### Input:
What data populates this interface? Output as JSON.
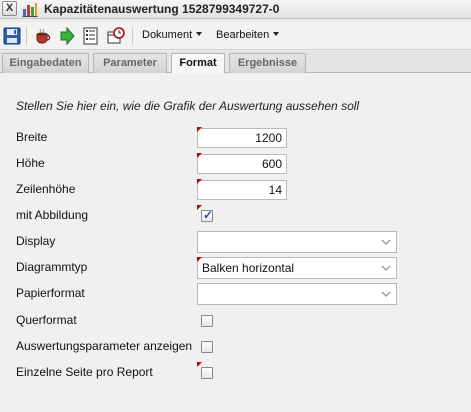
{
  "window": {
    "title": "Kapazitätenauswertung 1528799349727-0",
    "close_glyph": "X"
  },
  "toolbar": {
    "buttons": [
      {
        "icon": "save-icon"
      },
      {
        "icon": "coffee-cup-icon"
      },
      {
        "icon": "run-arrow-icon"
      },
      {
        "icon": "report-list-icon"
      },
      {
        "icon": "schedule-clock-icon"
      }
    ],
    "menus": [
      {
        "label": "Dokument"
      },
      {
        "label": "Bearbeiten"
      }
    ]
  },
  "tabs": [
    {
      "label": "Eingabedaten",
      "active": false
    },
    {
      "label": "Parameter",
      "active": false
    },
    {
      "label": "Format",
      "active": true
    },
    {
      "label": "Ergebnisse",
      "active": false
    }
  ],
  "form": {
    "intro": "Stellen Sie hier ein, wie die Grafik der Auswertung aussehen soll",
    "breite": {
      "label": "Breite",
      "value": "1200"
    },
    "hoehe": {
      "label": "Höhe",
      "value": "600"
    },
    "zeilenhoehe": {
      "label": "Zeilenhöhe",
      "value": "14"
    },
    "mit_abbildung": {
      "label": "mit Abbildung",
      "checked": true,
      "tick": "✓"
    },
    "display": {
      "label": "Display",
      "value": ""
    },
    "diagrammtyp": {
      "label": "Diagrammtyp",
      "value": "Balken horizontal"
    },
    "papierformat": {
      "label": "Papierformat",
      "value": ""
    },
    "querformat": {
      "label": "Querformat",
      "checked": false
    },
    "auswertungsparameter": {
      "label": "Auswertungsparameter anzeigen",
      "checked": false
    },
    "einzelne_seite": {
      "label": "Einzelne Seite pro Report",
      "checked": false
    }
  },
  "colors": {
    "required_marker": "#c00000",
    "check_tick": "#2b4f9c"
  }
}
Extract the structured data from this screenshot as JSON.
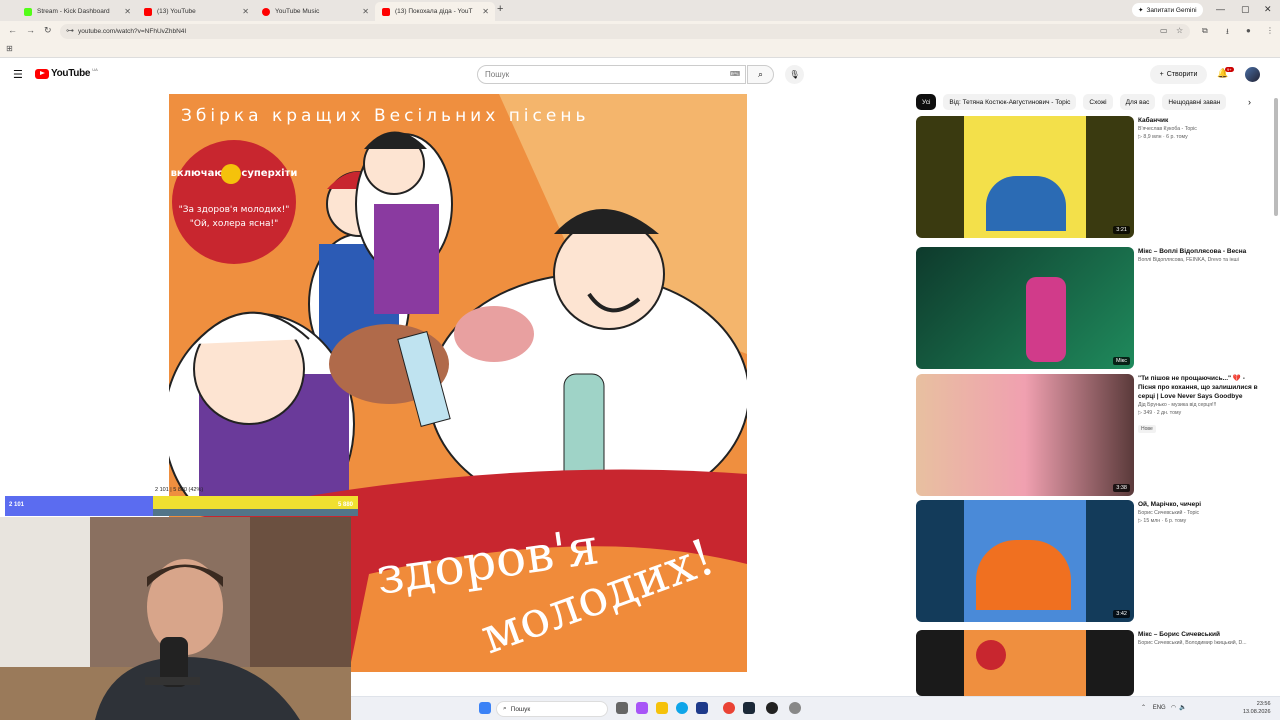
{
  "browser": {
    "tabs": [
      {
        "title": "Stream - Kick Dashboard",
        "favicon_color": "#53fc18"
      },
      {
        "title": "(13) YouTube",
        "favicon_color": "#ff0000"
      },
      {
        "title": "YouTube Music",
        "favicon_color": "#ff0000"
      },
      {
        "title": "(13) Покохала діда - YouT",
        "favicon_color": "#ff0000"
      }
    ],
    "new_tab": "+",
    "gemini_label": "Запитати Gemini",
    "url": "youtube.com/watch?v=NFhUvZhbN4I"
  },
  "youtube": {
    "country": "UA",
    "logo_text": "YouTube",
    "search_placeholder": "Пошук",
    "create_label": "Створити",
    "notifications": "9+"
  },
  "filters": [
    "Усі",
    "Від: Тетяна Костюк-Августинович - Topic",
    "Схожі",
    "Для вас",
    "Нещодавні заван"
  ],
  "recommendations": [
    {
      "title": "Кабанчик",
      "channel": "В'ячеслав Кукоба - Topic",
      "meta": "▷ 8,9 млн · 6 р. тому",
      "duration": "3:21",
      "thumb": [
        "#3a3a10",
        "#f3e04a",
        "#2b6bb4"
      ]
    },
    {
      "title": "Мікс – Воплі Відоплясова - Весна",
      "channel": "Воплі Відоплясова, FEINKA, Drevo та інші",
      "meta": "",
      "duration": "Мікс",
      "thumb": [
        "#0e3a2c",
        "#1f8a5c",
        "#d13b8a"
      ]
    },
    {
      "title": "\"Ти пішов не прощаючись...\" 💔 - Пісня про кохання, що залишилися в серці | Love Never Says Goodbye",
      "channel": "Дід Брунько - музика від серця!!!",
      "meta": "▷ 349 · 2 дн. тому",
      "badge": "Нове",
      "duration": "3:38",
      "thumb": [
        "#5a3a3a",
        "#f0a0b0",
        "#e8c0a0"
      ]
    },
    {
      "title": "Ой, Марічко, чичері",
      "channel": "Борис Сичевський - Topic",
      "meta": "▷ 15 млн · 6 р. тому",
      "duration": "3:42",
      "thumb": [
        "#133b5a",
        "#4a8ad8",
        "#f07020"
      ]
    },
    {
      "title": "Мікс – Борис Сичевський",
      "channel": "Борис Сичевський, Володимир Іжицький, D...",
      "meta": "",
      "duration": "",
      "thumb": [
        "#1a1a1a",
        "#ef8f3f",
        "#c8262f"
      ]
    }
  ],
  "video": {
    "header": "Збірка кращих Весільних пісень",
    "badge_line1": "включаючи суперхіти",
    "badge_line2": "\"За здоров'я молодих!\"",
    "badge_line3": "\"Ой, холера ясна!\"",
    "banner_line1": "здоров'я",
    "banner_line2": "молодих!"
  },
  "stream_overlay": {
    "top_label": "2 101 | 5 880 (42%)",
    "left_value": "2 101",
    "right_value": "5 880",
    "progress": 0.42
  },
  "taskbar": {
    "search_placeholder": "Пошук",
    "lang": "ENG",
    "time": "23:56",
    "date": "13.08.2026"
  }
}
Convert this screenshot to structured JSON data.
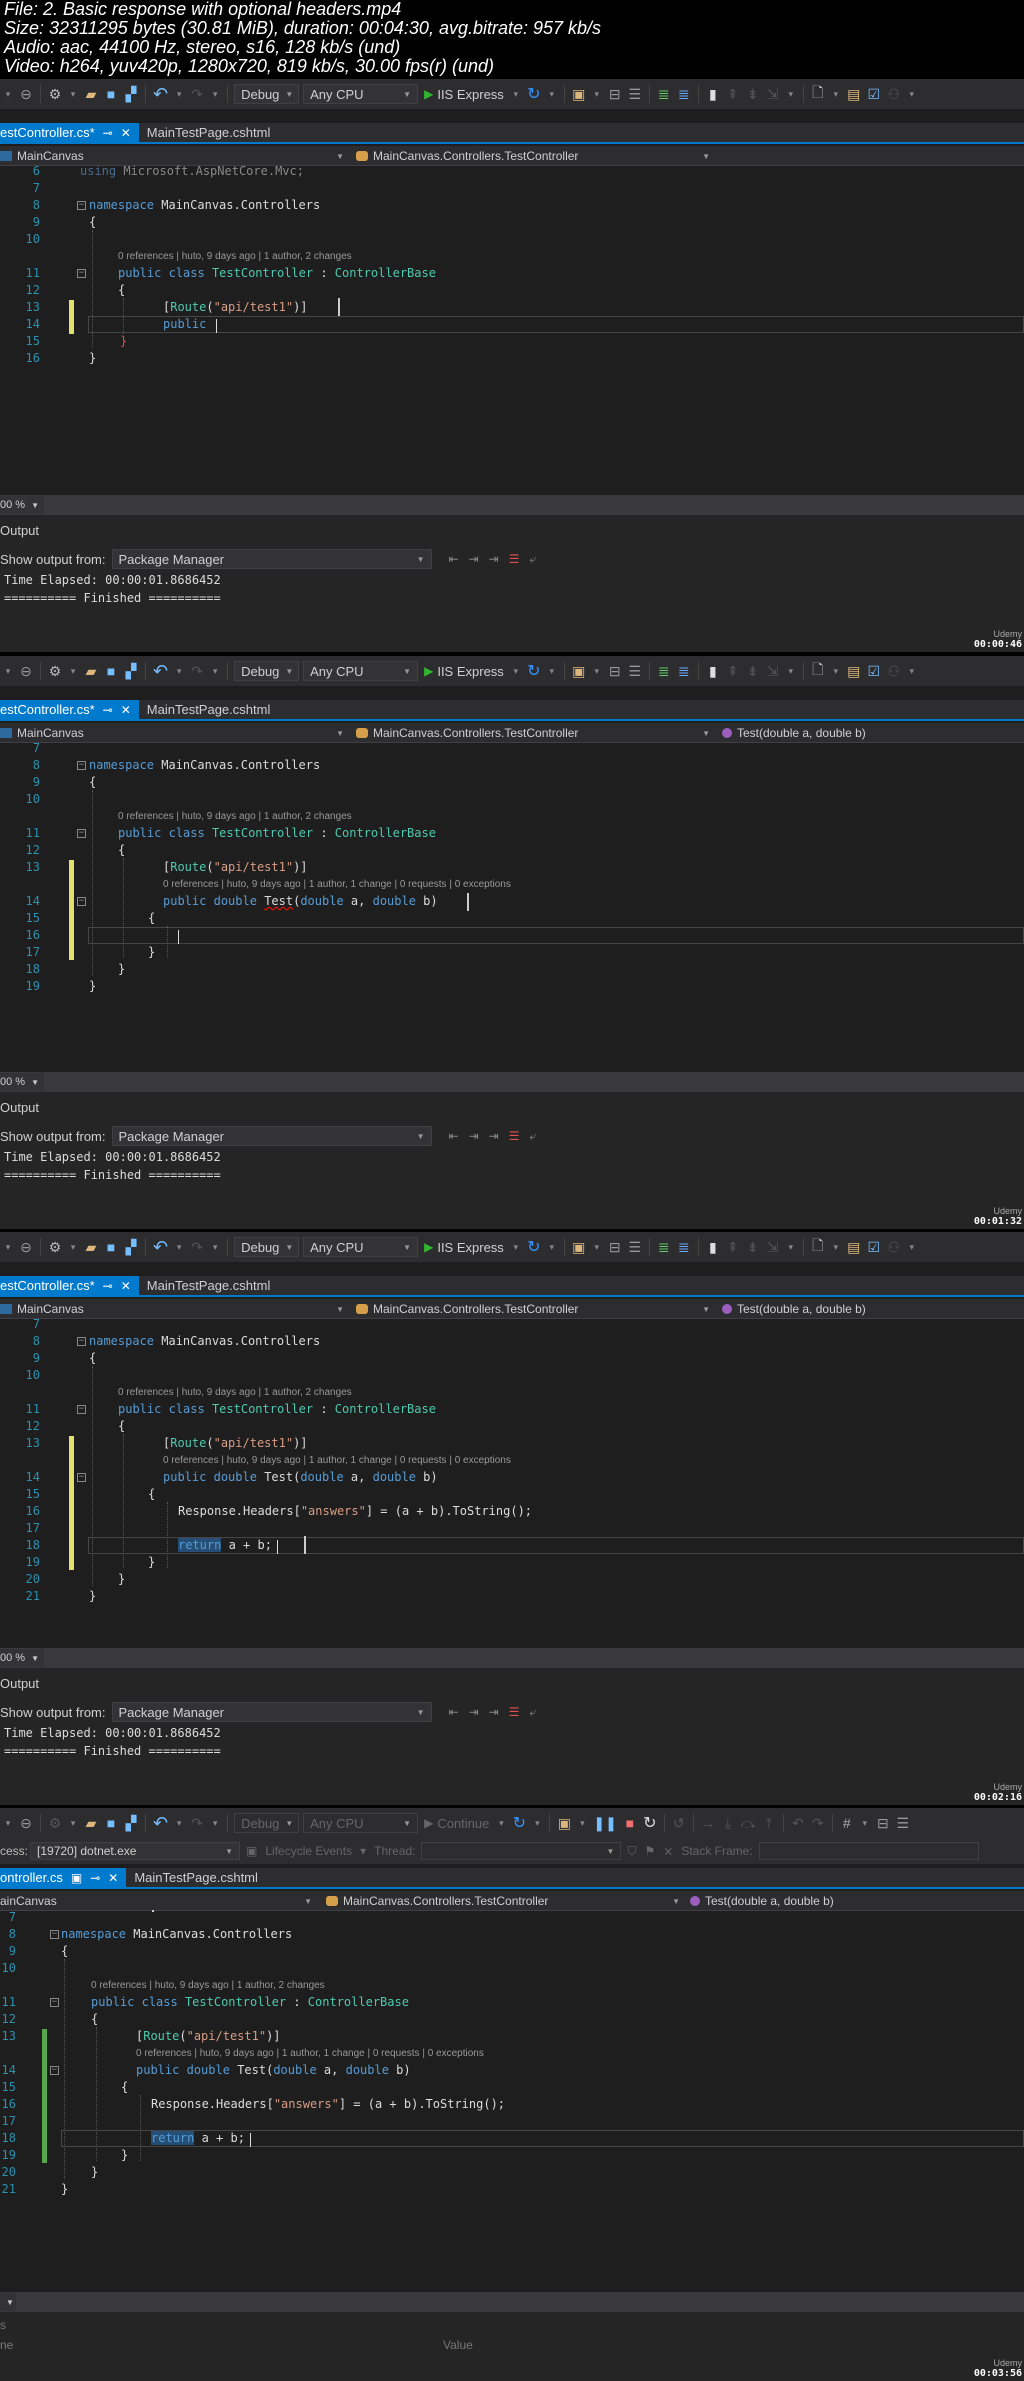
{
  "meta": {
    "file": "File: 2. Basic response with optional headers.mp4",
    "size": "Size: 32311295 bytes (30.81 MiB), duration: 00:04:30, avg.bitrate: 957 kb/s",
    "audio": "Audio: aac, 44100 Hz, stereo, s16, 128 kb/s (und)",
    "video": "Video: h264, yuv420p, 1280x720, 819 kb/s, 30.00 fps(r) (und)"
  },
  "toolbar": {
    "config": "Debug",
    "platform": "Any CPU",
    "run_label": "IIS Express",
    "continue_label": "Continue"
  },
  "debug_location": {
    "process_label": "cess:",
    "process_value": "[19720] dotnet.exe",
    "lifecycle_label": "Lifecycle Events",
    "thread_label": "Thread:",
    "stack_frame_label": "Stack Frame:"
  },
  "tabs": {
    "active_modified": "estController.cs*",
    "active_debug": "ontroller.cs",
    "inactive": "MainTestPage.cshtml"
  },
  "navbar": {
    "project": "MainCanvas",
    "project_cut": "ainCanvas",
    "class": "MainCanvas.Controllers.TestController",
    "member": "Test(double a, double b)"
  },
  "code": {
    "using_line": "using Microsoft.AspNetCore.Mvc;",
    "namespace_kw": "namespace",
    "namespace_name": " MainCanvas.Controllers",
    "lens_class": "0 references | huto, 9 days ago | 1 author, 2 changes",
    "lens_method": "0 references | huto, 9 days ago | 1 author, 1 change | 0 requests | 0 exceptions",
    "public": "public",
    "class": "class",
    "class_name": "TestController",
    "colon": " : ",
    "base": "ControllerBase",
    "route_open": "[",
    "route": "Route",
    "route_paren_open": "(",
    "route_str": "\"api/test1\"",
    "route_close": ")]",
    "double": "double",
    "method_name": "Test",
    "param_a": " a, ",
    "param_b": " b)",
    "paren": "(",
    "response_pre": "Response.Headers[",
    "response_str": "\"answers\"",
    "response_post": "] = (a + b).ToString();",
    "return_kw": "return",
    "return_rest": " a + b;",
    "open_brace": "{",
    "close_brace": "}"
  },
  "frames": [
    {
      "line_numbers": [
        "6",
        "7",
        "8",
        "9",
        "10",
        "11",
        "12",
        "13",
        "14",
        "15",
        "16"
      ],
      "timestamp": "00:00:46"
    },
    {
      "line_numbers": [
        "7",
        "8",
        "9",
        "10",
        "11",
        "12",
        "13",
        "14",
        "15",
        "16",
        "17",
        "18",
        "19"
      ],
      "timestamp": "00:01:32"
    },
    {
      "line_numbers": [
        "7",
        "8",
        "9",
        "10",
        "11",
        "12",
        "13",
        "14",
        "15",
        "16",
        "17",
        "18",
        "19",
        "20",
        "21"
      ],
      "timestamp": "00:02:16"
    },
    {
      "line_numbers": [
        "7",
        "8",
        "9",
        "10",
        "11",
        "12",
        "13",
        "14",
        "15",
        "16",
        "17",
        "18",
        "19",
        "20",
        "21"
      ],
      "timestamp": "00:03:56"
    }
  ],
  "zoom": "00 %",
  "output": {
    "title": "Output",
    "show_from_label": "Show output from:",
    "source": "Package Manager",
    "line1": "Time Elapsed: 00:00:01.8686452",
    "line2": "========== Finished =========="
  },
  "locals": {
    "title": "s",
    "col_name": "ne",
    "col_value": "Value"
  },
  "watermark": "Udemy"
}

### Stated goal:
Work through the data and report how many of its lines hold the word "timestamp", giving only the figure.

### Completed task:
4